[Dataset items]
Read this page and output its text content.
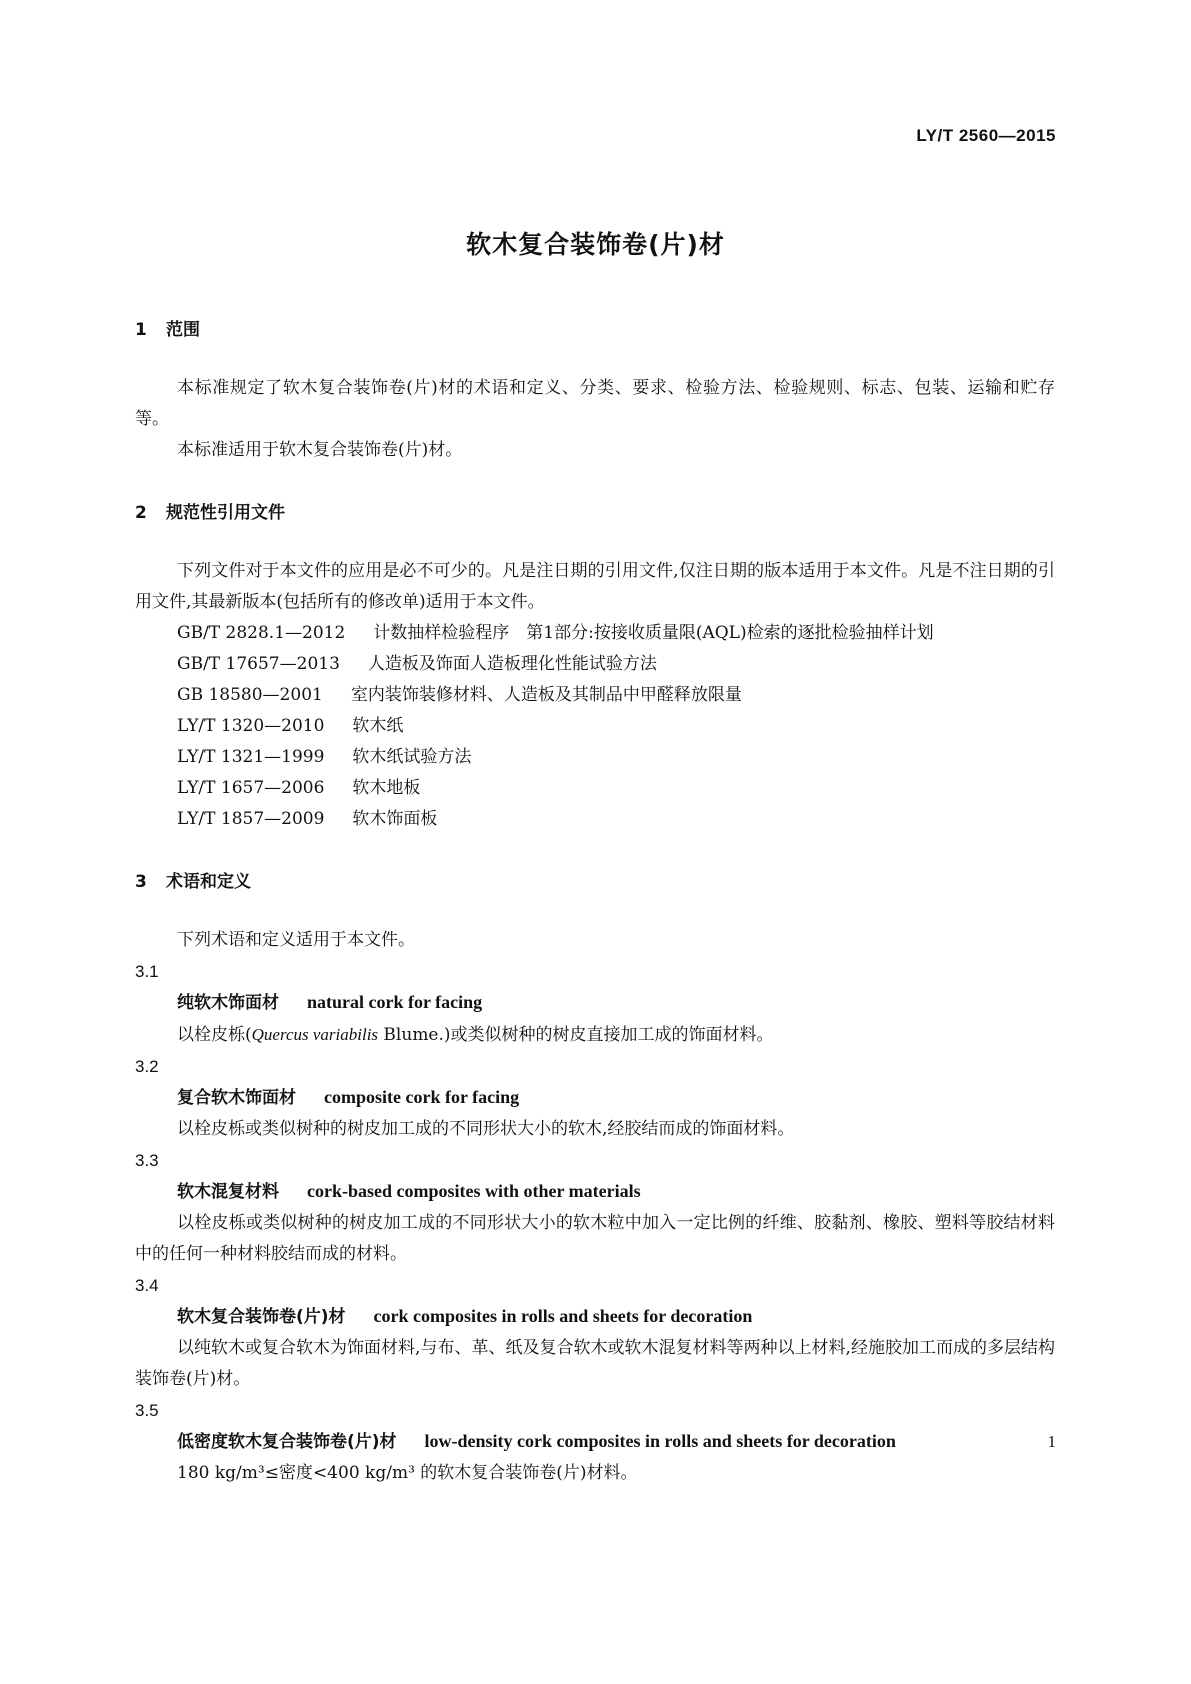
LY/T 2560—2015
软木复合装饰卷(片)材
1 范围

本标准规定了软木复合装饰卷(片)材的术语和定义、分类、要求、检验方法、检验规则、标志、包装、运输和贮存等。

本标准适用于软木复合装饰卷(片)材。

2 规范性引用文件

下列文件对于本文件的应用是必不可少的。凡是注日期的引用文件,仅注日期的版本适用于本文件。凡是不注日期的引用文件,其最新版本(包括所有的修改单)适用于本文件。

GB/T 2828.1—2012 计数抽样检验程序　第1部分:按接收质量限(AQL)检索的逐批检验抽样计划

GB/T 17657—2013 人造板及饰面人造板理化性能试验方法

GB 18580—2001 室内装饰装修材料、人造板及其制品中甲醛释放限量

LY/T 1320—2010 软木纸

LY/T 1321—1999 软木纸试验方法

LY/T 1657—2006 软木地板

LY/T 1857—2009 软木饰面板

3 术语和定义

下列术语和定义适用于本文件。

3.1

纯软木饰面材 natural cork for facing

以栓皮栎(Quercus variabilis Blume.)或类似树种的树皮直接加工成的饰面材料。

3.2

复合软木饰面材 composite cork for facing

以栓皮栎或类似树种的树皮加工成的不同形状大小的软木,经胶结而成的饰面材料。

3.3

软木混复材料 cork-based composites with other materials

以栓皮栎或类似树种的树皮加工成的不同形状大小的软木粒中加入一定比例的纤维、胶黏剂、橡胶、塑料等胶结材料中的任何一种材料胶结而成的材料。

3.4

软木复合装饰卷(片)材 cork composites in rolls and sheets for decoration

以纯软木或复合软木为饰面材料,与布、革、纸及复合软木或软木混复材料等两种以上材料,经施胶加工而成的多层结构装饰卷(片)材。

3.5

低密度软木复合装饰卷(片)材 low-density cork composites in rolls and sheets for decoration

180 kg/m³≤密度<400 kg/m³ 的软木复合装饰卷(片)材料。

1
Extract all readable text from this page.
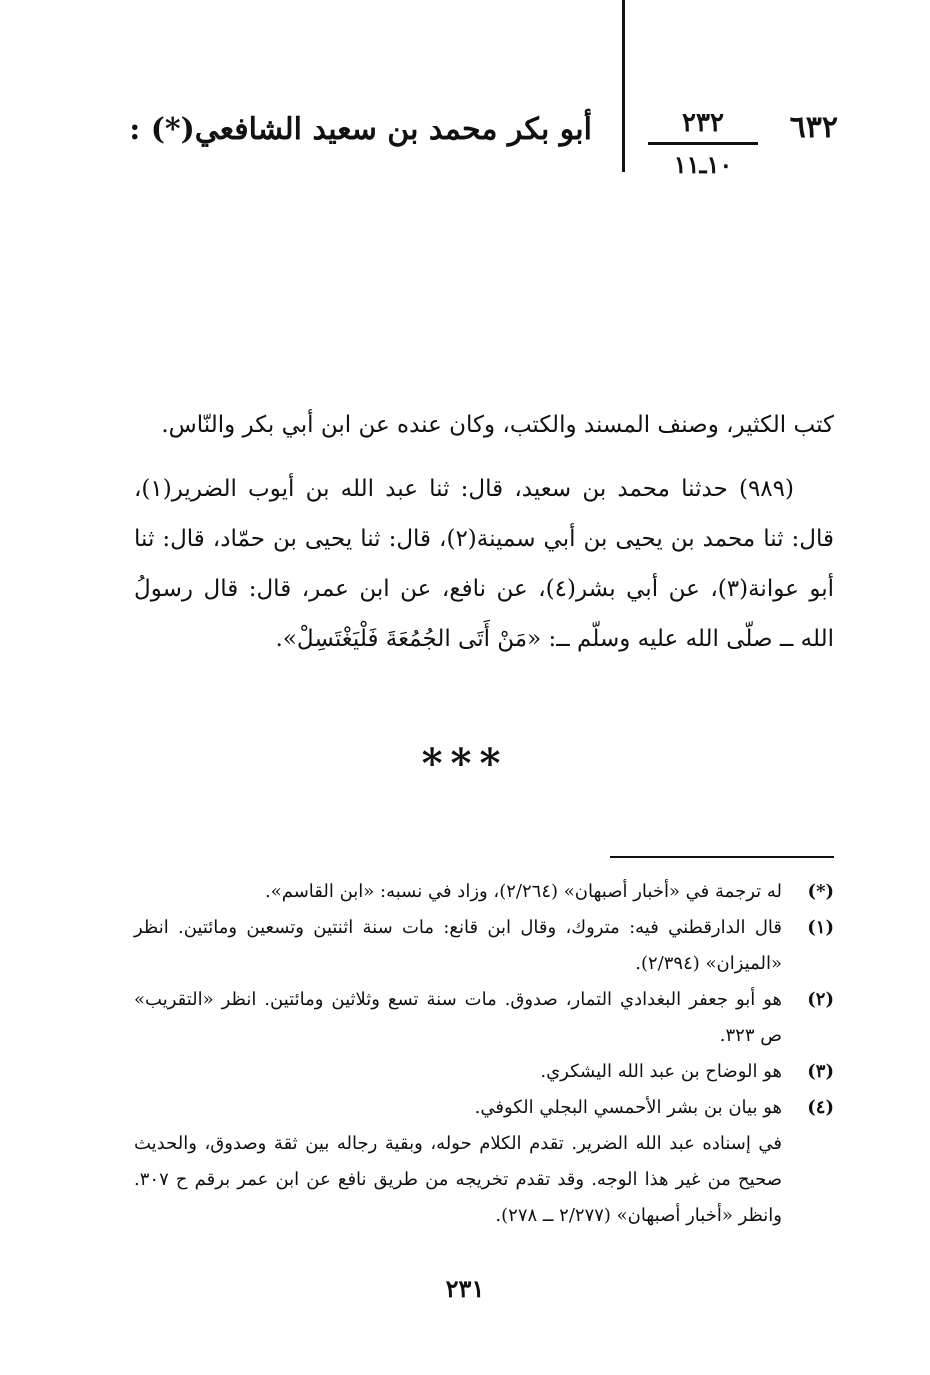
٦٣٢
٢٣٢
١٠ـ١١
أبو بكر محمد بن سعيد الشافعي(*) :

كتب الكثير، وصنف المسند والكتب، وكان عنده عن ابن أبي بكر والنّاس.

(٩٨٩) حدثنا محمد بن سعيد، قال: ثنا عبد الله بن أيوب الضرير(١)، قال: ثنا محمد بن يحيى بن أبي سمينة(٢)، قال: ثنا يحيى بن حمّاد، قال: ثنا أبو عوانة(٣)، عن أبي بشر(٤)، عن نافع، عن ابن عمر، قال: قال رسولُ الله ــ صلّى الله عليه وسلّم ــ: «مَنْ أَتَى الجُمُعَةَ فَلْيَغْتَسِلْ».

***
(*)
له ترجمة في «أخبار أصبهان» (٢/٢٦٤)، وزاد في نسبه: «ابن القاسم».
(١)
قال الدارقطني فيه: متروك، وقال ابن قانع: مات سنة اثنتين وتسعين ومائتين. انظر «الميزان» (٢/٣٩٤).
(٢)
هو أبو جعفر البغدادي التمار، صدوق. مات سنة تسع وثلاثين ومائتين. انظر «التقريب» ص ٣٢٣.
(٣)
هو الوضاح بن عبد الله اليشكري.
(٤)
هو بيان بن بشر الأحمسي البجلي الكوفي.
في إسناده عبد الله الضرير. تقدم الكلام حوله، وبقية رجاله بين ثقة وصدوق، والحديث صحيح من غير هذا الوجه. وقد تقدم تخريجه من طريق نافع عن ابن عمر برقم ح ٣٠٧. وانظر «أخبار أصبهان» (٢/٢٧٧ ــ ٢٧٨).
٢٣١
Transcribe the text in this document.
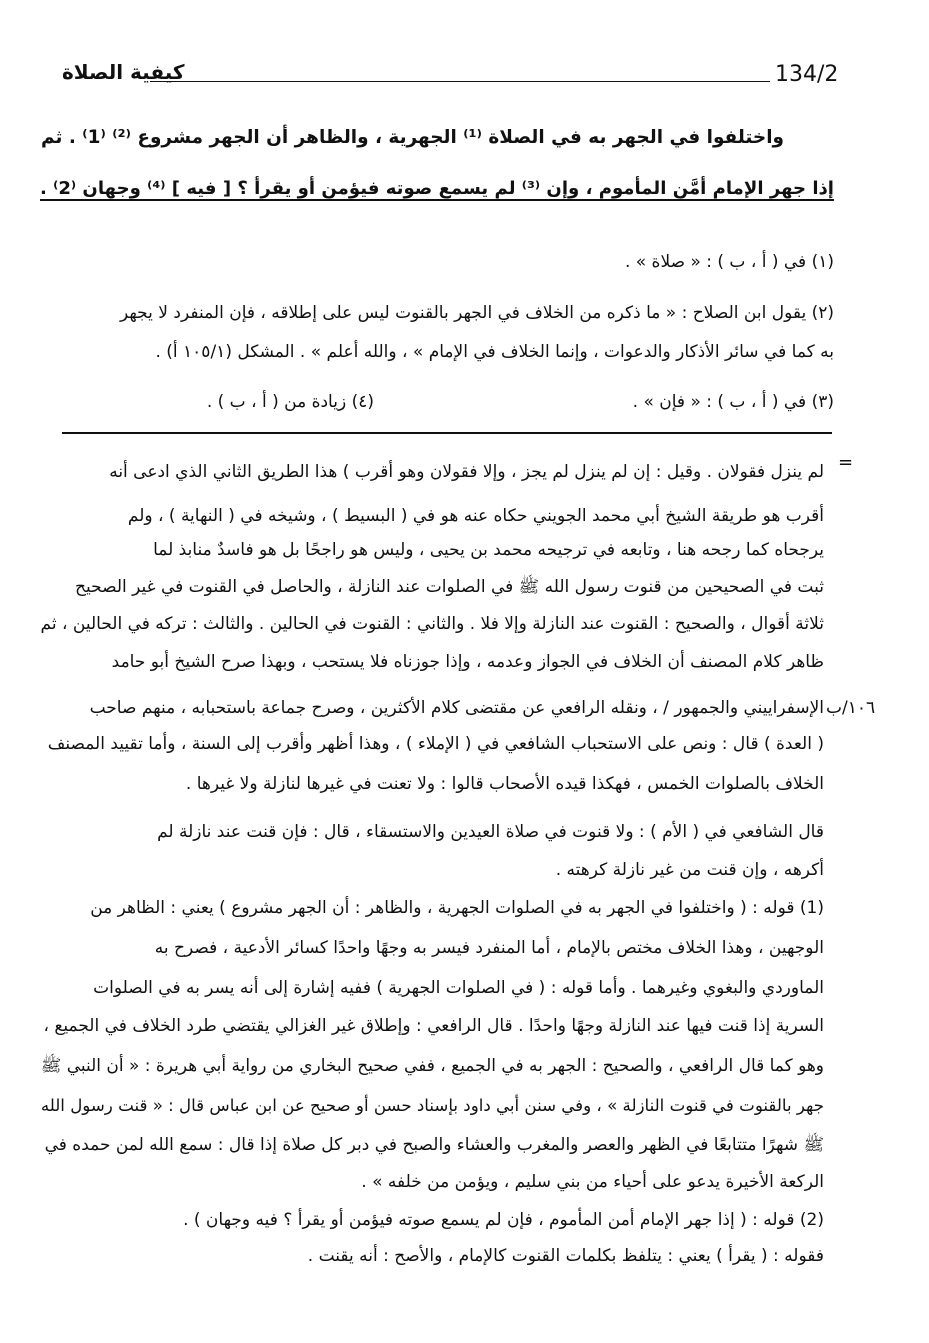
134/2
كيفية الصلاة
واختلفوا في الجهر به في الصلاة ⁽¹⁾ الجهرية ، والظاهر أن الجهر مشروع ⁽²⁾ ⁽1⁾ . ثم
إذا جهر الإمام أمَّن المأموم ، وإن ⁽³⁾ لم يسمع صوته فيؤمن أو يقرأ ؟ [ فيه ] ⁽⁴⁾ وجهان ⁽2⁾ .
(١) في ( أ ، ب ) : « صلاة » .
(٢) يقول ابن الصلاح : « ما ذكره من الخلاف في الجهر بالقنوت ليس على إطلاقه ، فإن المنفرد لا يجهر
به كما في سائر الأذكار والدعوات ، وإنما الخلاف في الإمام » ، والله أعلم » . المشكل (١٠٥/١ أ) .
(٣) في ( أ ، ب ) : « فإن » .
(٤) زيادة من ( أ ، ب ) .
=
١٠٦/ب
لم ينزل فقولان . وقيل : إن لم ينزل لم يجز ، وإلا فقولان وهو أقرب ) هذا الطريق الثاني الذي ادعى أنه
أقرب هو طريقة الشيخ أبي محمد الجويني حكاه عنه هو في ( البسيط ) ، وشيخه في ( النهاية ) ، ولم
يرجحاه كما رجحه هنا ، وتابعه في ترجيحه محمد بن يحيى ، وليس هو راجحًا بل هو فاسدٌ منابذ لما
ثبت في الصحيحين من قنوت رسول الله ﷺ في الصلوات عند النازلة ، والحاصل في القنوت في غير الصحيح
ثلاثة أقوال ، والصحيح : القنوت عند النازلة وإلا فلا . والثاني : القنوت في الحالين . والثالث : تركه في الحالين ، ثم
ظاهر كلام المصنف أن الخلاف في الجواز وعدمه ، وإذا جوزناه فلا يستحب ، وبهذا صرح الشيخ أبو حامد
الإسفراييني والجمهور / ، ونقله الرافعي عن مقتضى كلام الأكثرين ، وصرح جماعة باستحبابه ، منهم صاحب
( العدة ) قال : ونص على الاستحباب الشافعي في ( الإملاء ) ، وهذا أظهر وأقرب إلى السنة ، وأما تقييد المصنف
الخلاف بالصلوات الخمس ، فهكذا قيده الأصحاب قالوا : ولا تعنت في غيرها لنازلة ولا غيرها .
قال الشافعي في ( الأم ) : ولا قنوت في صلاة العيدين والاستسقاء ، قال : فإن قنت عند نازلة لم
أكرهه ، وإن قنت من غير نازلة كرهته .
(1) قوله : ( واختلفوا في الجهر به في الصلوات الجهرية ، والظاهر : أن الجهر مشروع ) يعني : الظاهر من
الوجهين ، وهذا الخلاف مختص بالإمام ، أما المنفرد فيسر به وجهًا واحدًا كسائر الأدعية ، فصرح به
الماوردي والبغوي وغيرهما . وأما قوله : ( في الصلوات الجهرية ) ففيه إشارة إلى أنه يسر به في الصلوات
السرية إذا قنت فيها عند النازلة وجهًا واحدًا . قال الرافعي : وإطلاق غير الغزالي يقتضي طرد الخلاف في الجميع ،
وهو كما قال الرافعي ، والصحيح : الجهر به في الجميع ، ففي صحيح البخاري من رواية أبي هريرة : « أن النبي ﷺ
جهر بالقنوت في قنوت النازلة » ، وفي سنن أبي داود بإسناد حسن أو صحيح عن ابن عباس قال : « قنت رسول الله
ﷺ شهرًا متتابعًا في الظهر والعصر والمغرب والعشاء والصبح في دبر كل صلاة إذا قال : سمع الله لمن حمده في
الركعة الأخيرة يدعو على أحياء من بني سليم ، ويؤمن من خلفه » .
(2) قوله : ( إذا جهر الإمام أمن المأموم ، فإن لم يسمع صوته فيؤمن أو يقرأ ؟ فيه وجهان ) .
فقوله : ( يقرأ ) يعني : يتلفظ بكلمات القنوت كالإمام ، والأصح : أنه يقنت .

AIM.
Go through the listing above and quote it exactly, apart from its images.

TASK OUTPUT.
Read this page and output its text content.
LY/T 2560—2015
软木复合装饰卷(片)材
1 范围

本标准规定了软木复合装饰卷(片)材的术语和定义、分类、要求、检验方法、检验规则、标志、包装、运输和贮存等。

本标准适用于软木复合装饰卷(片)材。

2 规范性引用文件

下列文件对于本文件的应用是必不可少的。凡是注日期的引用文件,仅注日期的版本适用于本文件。凡是不注日期的引用文件,其最新版本(包括所有的修改单)适用于本文件。

GB/T 2828.1—2012 计数抽样检验程序　第1部分:按接收质量限(AQL)检索的逐批检验抽样计划

GB/T 17657—2013 人造板及饰面人造板理化性能试验方法

GB 18580—2001 室内装饰装修材料、人造板及其制品中甲醛释放限量

LY/T 1320—2010 软木纸

LY/T 1321—1999 软木纸试验方法

LY/T 1657—2006 软木地板

LY/T 1857—2009 软木饰面板

3 术语和定义

下列术语和定义适用于本文件。

3.1

纯软木饰面材 natural cork for facing

以栓皮栎(Quercus variabilis Blume.)或类似树种的树皮直接加工成的饰面材料。

3.2

复合软木饰面材 composite cork for facing

以栓皮栎或类似树种的树皮加工成的不同形状大小的软木,经胶结而成的饰面材料。

3.3

软木混复材料 cork-based composites with other materials

以栓皮栎或类似树种的树皮加工成的不同形状大小的软木粒中加入一定比例的纤维、胶黏剂、橡胶、塑料等胶结材料中的任何一种材料胶结而成的材料。

3.4

软木复合装饰卷(片)材 cork composites in rolls and sheets for decoration

以纯软木或复合软木为饰面材料,与布、革、纸及复合软木或软木混复材料等两种以上材料,经施胶加工而成的多层结构装饰卷(片)材。

3.5

低密度软木复合装饰卷(片)材 low-density cork composites in rolls and sheets for decoration

180 kg/m³≤密度<400 kg/m³ 的软木复合装饰卷(片)材料。

1
Extract all readable text from this page.
٦٣٢
٢٣٢
١٠ـ١١
أبو بكر محمد بن سعيد الشافعي(*) :

كتب الكثير، وصنف المسند والكتب، وكان عنده عن ابن أبي بكر والنّاس.

(٩٨٩) حدثنا محمد بن سعيد، قال: ثنا عبد الله بن أيوب الضرير(١)، قال: ثنا محمد بن يحيى بن أبي سمينة(٢)، قال: ثنا يحيى بن حمّاد، قال: ثنا أبو عوانة(٣)، عن أبي بشر(٤)، عن نافع، عن ابن عمر، قال: قال رسولُ الله ــ صلّى الله عليه وسلّم ــ: «مَنْ أَتَى الجُمُعَةَ فَلْيَغْتَسِلْ».

***
(*)
له ترجمة في «أخبار أصبهان» (٢/٢٦٤)، وزاد في نسبه: «ابن القاسم».
(١)
قال الدارقطني فيه: متروك، وقال ابن قانع: مات سنة اثنتين وتسعين ومائتين. انظر «الميزان» (٢/٣٩٤).
(٢)
هو أبو جعفر البغدادي التمار، صدوق. مات سنة تسع وثلاثين ومائتين. انظر «التقريب» ص ٣٢٣.
(٣)
هو الوضاح بن عبد الله اليشكري.
(٤)
هو بيان بن بشر الأحمسي البجلي الكوفي.
في إسناده عبد الله الضرير. تقدم الكلام حوله، وبقية رجاله بين ثقة وصدوق، والحديث صحيح من غير هذا الوجه. وقد تقدم تخريجه من طريق نافع عن ابن عمر برقم ح ٣٠٧. وانظر «أخبار أصبهان» (٢/٢٧٧ ــ ٢٧٨).
٢٣١
Transcribe the text in this document.
134/2
كيفية الصلاة
واختلفوا في الجهر به في الصلاة ⁽¹⁾ الجهرية ، والظاهر أن الجهر مشروع ⁽²⁾ ⁽1⁾ . ثم
إذا جهر الإمام أمَّن المأموم ، وإن ⁽³⁾ لم يسمع صوته فيؤمن أو يقرأ ؟ [ فيه ] ⁽⁴⁾ وجهان ⁽2⁾ .
(١) في ( أ ، ب ) : « صلاة » .
(٢) يقول ابن الصلاح : « ما ذكره من الخلاف في الجهر بالقنوت ليس على إطلاقه ، فإن المنفرد لا يجهر
به كما في سائر الأذكار والدعوات ، وإنما الخلاف في الإمام » ، والله أعلم » . المشكل (١٠٥/١ أ) .
(٣) في ( أ ، ب ) : « فإن » .
(٤) زيادة من ( أ ، ب ) .
=
١٠٦/ب
لم ينزل فقولان . وقيل : إن لم ينزل لم يجز ، وإلا فقولان وهو أقرب ) هذا الطريق الثاني الذي ادعى أنه
أقرب هو طريقة الشيخ أبي محمد الجويني حكاه عنه هو في ( البسيط ) ، وشيخه في ( النهاية ) ، ولم
يرجحاه كما رجحه هنا ، وتابعه في ترجيحه محمد بن يحيى ، وليس هو راجحًا بل هو فاسدٌ منابذ لما
ثبت في الصحيحين من قنوت رسول الله ﷺ في الصلوات عند النازلة ، والحاصل في القنوت في غير الصحيح
ثلاثة أقوال ، والصحيح : القنوت عند النازلة وإلا فلا . والثاني : القنوت في الحالين . والثالث : تركه في الحالين ، ثم
ظاهر كلام المصنف أن الخلاف في الجواز وعدمه ، وإذا جوزناه فلا يستحب ، وبهذا صرح الشيخ أبو حامد
الإسفراييني والجمهور / ، ونقله الرافعي عن مقتضى كلام الأكثرين ، وصرح جماعة باستحبابه ، منهم صاحب
( العدة ) قال : ونص على الاستحباب الشافعي في ( الإملاء ) ، وهذا أظهر وأقرب إلى السنة ، وأما تقييد المصنف
الخلاف بالصلوات الخمس ، فهكذا قيده الأصحاب قالوا : ولا تعنت في غيرها لنازلة ولا غيرها .
قال الشافعي في ( الأم ) : ولا قنوت في صلاة العيدين والاستسقاء ، قال : فإن قنت عند نازلة لم
أكرهه ، وإن قنت من غير نازلة كرهته .
(1) قوله : ( واختلفوا في الجهر به في الصلوات الجهرية ، والظاهر : أن الجهر مشروع ) يعني : الظاهر من
الوجهين ، وهذا الخلاف مختص بالإمام ، أما المنفرد فيسر به وجهًا واحدًا كسائر الأدعية ، فصرح به
الماوردي والبغوي وغيرهما . وأما قوله : ( في الصلوات الجهرية ) ففيه إشارة إلى أنه يسر به في الصلوات
السرية إذا قنت فيها عند النازلة وجهًا واحدًا . قال الرافعي : وإطلاق غير الغزالي يقتضي طرد الخلاف في الجميع ،
وهو كما قال الرافعي ، والصحيح : الجهر به في الجميع ، ففي صحيح البخاري من رواية أبي هريرة : « أن النبي ﷺ
جهر بالقنوت في قنوت النازلة » ، وفي سنن أبي داود بإسناد حسن أو صحيح عن ابن عباس قال : « قنت رسول الله
ﷺ شهرًا متتابعًا في الظهر والعصر والمغرب والعشاء والصبح في دبر كل صلاة إذا قال : سمع الله لمن حمده في
الركعة الأخيرة يدعو على أحياء من بني سليم ، ويؤمن من خلفه » .
(2) قوله : ( إذا جهر الإمام أمن المأموم ، فإن لم يسمع صوته فيؤمن أو يقرأ ؟ فيه وجهان ) .
فقوله : ( يقرأ ) يعني : يتلفظ بكلمات القنوت كالإمام ، والأصح : أنه يقنت .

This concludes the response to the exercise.